Will you transcribe the entries that follow, exactly and in full?
>>>
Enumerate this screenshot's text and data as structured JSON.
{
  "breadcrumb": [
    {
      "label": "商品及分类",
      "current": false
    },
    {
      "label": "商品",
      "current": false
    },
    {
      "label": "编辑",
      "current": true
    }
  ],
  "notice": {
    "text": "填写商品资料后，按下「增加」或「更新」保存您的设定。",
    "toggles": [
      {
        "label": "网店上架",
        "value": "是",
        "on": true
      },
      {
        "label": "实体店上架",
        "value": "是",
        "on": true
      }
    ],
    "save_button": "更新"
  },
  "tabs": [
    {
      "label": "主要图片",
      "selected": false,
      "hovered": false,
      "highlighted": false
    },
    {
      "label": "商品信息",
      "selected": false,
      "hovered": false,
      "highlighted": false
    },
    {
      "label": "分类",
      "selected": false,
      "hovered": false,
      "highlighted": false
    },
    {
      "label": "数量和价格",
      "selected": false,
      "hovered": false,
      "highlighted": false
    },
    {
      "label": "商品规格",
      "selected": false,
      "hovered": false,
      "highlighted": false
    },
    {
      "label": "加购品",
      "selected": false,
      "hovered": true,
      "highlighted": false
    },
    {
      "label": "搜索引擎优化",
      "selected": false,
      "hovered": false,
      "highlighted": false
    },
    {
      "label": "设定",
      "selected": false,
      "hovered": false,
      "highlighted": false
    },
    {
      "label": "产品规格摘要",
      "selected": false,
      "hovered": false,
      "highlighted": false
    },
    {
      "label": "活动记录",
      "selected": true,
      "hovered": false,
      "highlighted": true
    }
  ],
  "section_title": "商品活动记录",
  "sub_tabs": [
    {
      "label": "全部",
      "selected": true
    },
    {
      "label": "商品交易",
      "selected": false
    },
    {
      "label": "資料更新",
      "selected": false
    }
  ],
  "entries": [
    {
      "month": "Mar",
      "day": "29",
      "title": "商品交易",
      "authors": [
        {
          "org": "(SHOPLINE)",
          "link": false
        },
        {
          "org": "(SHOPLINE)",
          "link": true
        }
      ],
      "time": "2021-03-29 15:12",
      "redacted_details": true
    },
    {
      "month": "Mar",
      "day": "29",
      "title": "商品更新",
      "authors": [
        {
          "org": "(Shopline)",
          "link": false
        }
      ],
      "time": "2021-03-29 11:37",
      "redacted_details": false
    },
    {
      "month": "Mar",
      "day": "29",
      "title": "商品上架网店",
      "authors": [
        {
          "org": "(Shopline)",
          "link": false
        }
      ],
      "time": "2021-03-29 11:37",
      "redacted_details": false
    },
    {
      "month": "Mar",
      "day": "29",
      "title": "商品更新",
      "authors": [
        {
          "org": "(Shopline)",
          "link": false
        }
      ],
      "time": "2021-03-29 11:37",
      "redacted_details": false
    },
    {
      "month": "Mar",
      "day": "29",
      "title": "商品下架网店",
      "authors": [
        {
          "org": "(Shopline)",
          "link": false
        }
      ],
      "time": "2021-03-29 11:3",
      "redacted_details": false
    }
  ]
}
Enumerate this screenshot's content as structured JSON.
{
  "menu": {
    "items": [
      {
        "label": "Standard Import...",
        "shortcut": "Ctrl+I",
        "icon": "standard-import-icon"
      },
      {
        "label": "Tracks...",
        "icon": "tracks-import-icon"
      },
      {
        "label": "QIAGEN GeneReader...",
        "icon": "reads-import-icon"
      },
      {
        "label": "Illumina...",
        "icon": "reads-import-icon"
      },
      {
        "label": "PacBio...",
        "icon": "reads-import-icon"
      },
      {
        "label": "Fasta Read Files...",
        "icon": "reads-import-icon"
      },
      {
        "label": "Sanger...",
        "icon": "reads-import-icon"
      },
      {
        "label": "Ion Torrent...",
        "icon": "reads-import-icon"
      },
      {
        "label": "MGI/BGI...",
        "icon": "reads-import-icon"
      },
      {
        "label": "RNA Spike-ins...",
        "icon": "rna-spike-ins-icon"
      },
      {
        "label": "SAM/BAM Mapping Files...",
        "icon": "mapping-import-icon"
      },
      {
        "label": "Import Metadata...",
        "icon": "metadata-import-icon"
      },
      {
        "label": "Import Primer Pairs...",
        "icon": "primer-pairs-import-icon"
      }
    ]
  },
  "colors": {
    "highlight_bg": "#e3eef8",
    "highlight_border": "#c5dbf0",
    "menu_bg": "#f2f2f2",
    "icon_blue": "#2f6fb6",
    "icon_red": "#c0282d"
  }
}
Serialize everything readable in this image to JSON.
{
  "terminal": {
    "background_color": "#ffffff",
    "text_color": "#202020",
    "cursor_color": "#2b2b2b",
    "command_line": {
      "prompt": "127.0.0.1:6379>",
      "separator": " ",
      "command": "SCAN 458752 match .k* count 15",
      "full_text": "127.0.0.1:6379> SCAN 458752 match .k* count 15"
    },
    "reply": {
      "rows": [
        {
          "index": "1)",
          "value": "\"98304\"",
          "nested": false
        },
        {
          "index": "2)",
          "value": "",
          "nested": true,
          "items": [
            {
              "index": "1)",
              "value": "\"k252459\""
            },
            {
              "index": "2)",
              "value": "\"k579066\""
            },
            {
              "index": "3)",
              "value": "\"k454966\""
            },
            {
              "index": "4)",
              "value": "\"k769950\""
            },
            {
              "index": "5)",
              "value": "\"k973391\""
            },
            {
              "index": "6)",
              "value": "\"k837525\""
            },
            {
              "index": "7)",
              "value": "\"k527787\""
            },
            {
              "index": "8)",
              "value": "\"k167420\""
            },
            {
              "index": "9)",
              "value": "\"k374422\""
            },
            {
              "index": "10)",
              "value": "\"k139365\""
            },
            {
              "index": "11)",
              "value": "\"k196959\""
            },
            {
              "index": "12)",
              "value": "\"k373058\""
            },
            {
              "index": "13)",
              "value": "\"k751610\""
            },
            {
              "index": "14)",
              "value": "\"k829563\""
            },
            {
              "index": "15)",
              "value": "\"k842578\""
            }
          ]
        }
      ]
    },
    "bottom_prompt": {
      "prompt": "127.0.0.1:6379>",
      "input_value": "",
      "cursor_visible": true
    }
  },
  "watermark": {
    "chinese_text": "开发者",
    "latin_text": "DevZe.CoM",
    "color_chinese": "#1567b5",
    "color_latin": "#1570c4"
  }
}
<<<
**Correct response**
Enumerate this screenshot's text and data as structured JSON.
{
  "breadcrumb": [
    {
      "label": "商品及分类",
      "current": false
    },
    {
      "label": "商品",
      "current": false
    },
    {
      "label": "编辑",
      "current": true
    }
  ],
  "notice": {
    "text": "填写商品资料后，按下「增加」或「更新」保存您的设定。",
    "toggles": [
      {
        "label": "网店上架",
        "value": "是",
        "on": true
      },
      {
        "label": "实体店上架",
        "value": "是",
        "on": true
      }
    ],
    "save_button": "更新"
  },
  "tabs": [
    {
      "label": "主要图片",
      "selected": false,
      "hovered": false,
      "highlighted": false
    },
    {
      "label": "商品信息",
      "selected": false,
      "hovered": false,
      "highlighted": false
    },
    {
      "label": "分类",
      "selected": false,
      "hovered": false,
      "highlighted": false
    },
    {
      "label": "数量和价格",
      "selected": false,
      "hovered": false,
      "highlighted": false
    },
    {
      "label": "商品规格",
      "selected": false,
      "hovered": false,
      "highlighted": false
    },
    {
      "label": "加购品",
      "selected": false,
      "hovered": true,
      "highlighted": false
    },
    {
      "label": "搜索引擎优化",
      "selected": false,
      "hovered": false,
      "highlighted": false
    },
    {
      "label": "设定",
      "selected": false,
      "hovered": false,
      "highlighted": false
    },
    {
      "label": "产品规格摘要",
      "selected": false,
      "hovered": false,
      "highlighted": false
    },
    {
      "label": "活动记录",
      "selected": true,
      "hovered": false,
      "highlighted": true
    }
  ],
  "section_title": "商品活动记录",
  "sub_tabs": [
    {
      "label": "全部",
      "selected": true
    },
    {
      "label": "商品交易",
      "selected": false
    },
    {
      "label": "資料更新",
      "selected": false
    }
  ],
  "entries": [
    {
      "month": "Mar",
      "day": "29",
      "title": "商品交易",
      "authors": [
        {
          "org": "(SHOPLINE)",
          "link": false
        },
        {
          "org": "(SHOPLINE)",
          "link": true
        }
      ],
      "time": "2021-03-29 15:12",
      "redacted_details": true
    },
    {
      "month": "Mar",
      "day": "29",
      "title": "商品更新",
      "authors": [
        {
          "org": "(Shopline)",
          "link": false
        }
      ],
      "time": "2021-03-29 11:37",
      "redacted_details": false
    },
    {
      "month": "Mar",
      "day": "29",
      "title": "商品上架网店",
      "authors": [
        {
          "org": "(Shopline)",
          "link": false
        }
      ],
      "time": "2021-03-29 11:37",
      "redacted_details": false
    },
    {
      "month": "Mar",
      "day": "29",
      "title": "商品更新",
      "authors": [
        {
          "org": "(Shopline)",
          "link": false
        }
      ],
      "time": "2021-03-29 11:37",
      "redacted_details": false
    },
    {
      "month": "Mar",
      "day": "29",
      "title": "商品下架网店",
      "authors": [
        {
          "org": "(Shopline)",
          "link": false
        }
      ],
      "time": "2021-03-29 11:3",
      "redacted_details": false
    }
  ]
}
Enumerate this screenshot's content as structured JSON.
{
  "menu": {
    "items": [
      {
        "label": "Standard Import...",
        "shortcut": "Ctrl+I",
        "icon": "standard-import-icon"
      },
      {
        "label": "Tracks...",
        "icon": "tracks-import-icon"
      },
      {
        "label": "QIAGEN GeneReader...",
        "icon": "reads-import-icon"
      },
      {
        "label": "Illumina...",
        "icon": "reads-import-icon"
      },
      {
        "label": "PacBio...",
        "icon": "reads-import-icon"
      },
      {
        "label": "Fasta Read Files...",
        "icon": "reads-import-icon"
      },
      {
        "label": "Sanger...",
        "icon": "reads-import-icon"
      },
      {
        "label": "Ion Torrent...",
        "icon": "reads-import-icon"
      },
      {
        "label": "MGI/BGI...",
        "icon": "reads-import-icon"
      },
      {
        "label": "RNA Spike-ins...",
        "icon": "rna-spike-ins-icon"
      },
      {
        "label": "SAM/BAM Mapping Files...",
        "icon": "mapping-import-icon"
      },
      {
        "label": "Import Metadata...",
        "icon": "metadata-import-icon"
      },
      {
        "label": "Import Primer Pairs...",
        "icon": "primer-pairs-import-icon"
      }
    ]
  },
  "colors": {
    "highlight_bg": "#e3eef8",
    "highlight_border": "#c5dbf0",
    "menu_bg": "#f2f2f2",
    "icon_blue": "#2f6fb6",
    "icon_red": "#c0282d"
  }
}
Serialize everything readable in this image to JSON.
{
  "terminal": {
    "background_color": "#ffffff",
    "text_color": "#202020",
    "cursor_color": "#2b2b2b",
    "command_line": {
      "prompt": "127.0.0.1:6379>",
      "separator": " ",
      "command": "SCAN 458752 match .k* count 15",
      "full_text": "127.0.0.1:6379> SCAN 458752 match .k* count 15"
    },
    "reply": {
      "rows": [
        {
          "index": "1)",
          "value": "\"98304\"",
          "nested": false
        },
        {
          "index": "2)",
          "value": "",
          "nested": true,
          "items": [
            {
              "index": "1)",
              "value": "\"k252459\""
            },
            {
              "index": "2)",
              "value": "\"k579066\""
            },
            {
              "index": "3)",
              "value": "\"k454966\""
            },
            {
              "index": "4)",
              "value": "\"k769950\""
            },
            {
              "index": "5)",
              "value": "\"k973391\""
            },
            {
              "index": "6)",
              "value": "\"k837525\""
            },
            {
              "index": "7)",
              "value": "\"k527787\""
            },
            {
              "index": "8)",
              "value": "\"k167420\""
            },
            {
              "index": "9)",
              "value": "\"k374422\""
            },
            {
              "index": "10)",
              "value": "\"k139365\""
            },
            {
              "index": "11)",
              "value": "\"k196959\""
            },
            {
              "index": "12)",
              "value": "\"k373058\""
            },
            {
              "index": "13)",
              "value": "\"k751610\""
            },
            {
              "index": "14)",
              "value": "\"k829563\""
            },
            {
              "index": "15)",
              "value": "\"k842578\""
            }
          ]
        }
      ]
    },
    "bottom_prompt": {
      "prompt": "127.0.0.1:6379>",
      "input_value": "",
      "cursor_visible": true
    }
  },
  "watermark": {
    "chinese_text": "开发者",
    "latin_text": "DevZe.CoM",
    "color_chinese": "#1567b5",
    "color_latin": "#1570c4"
  }
}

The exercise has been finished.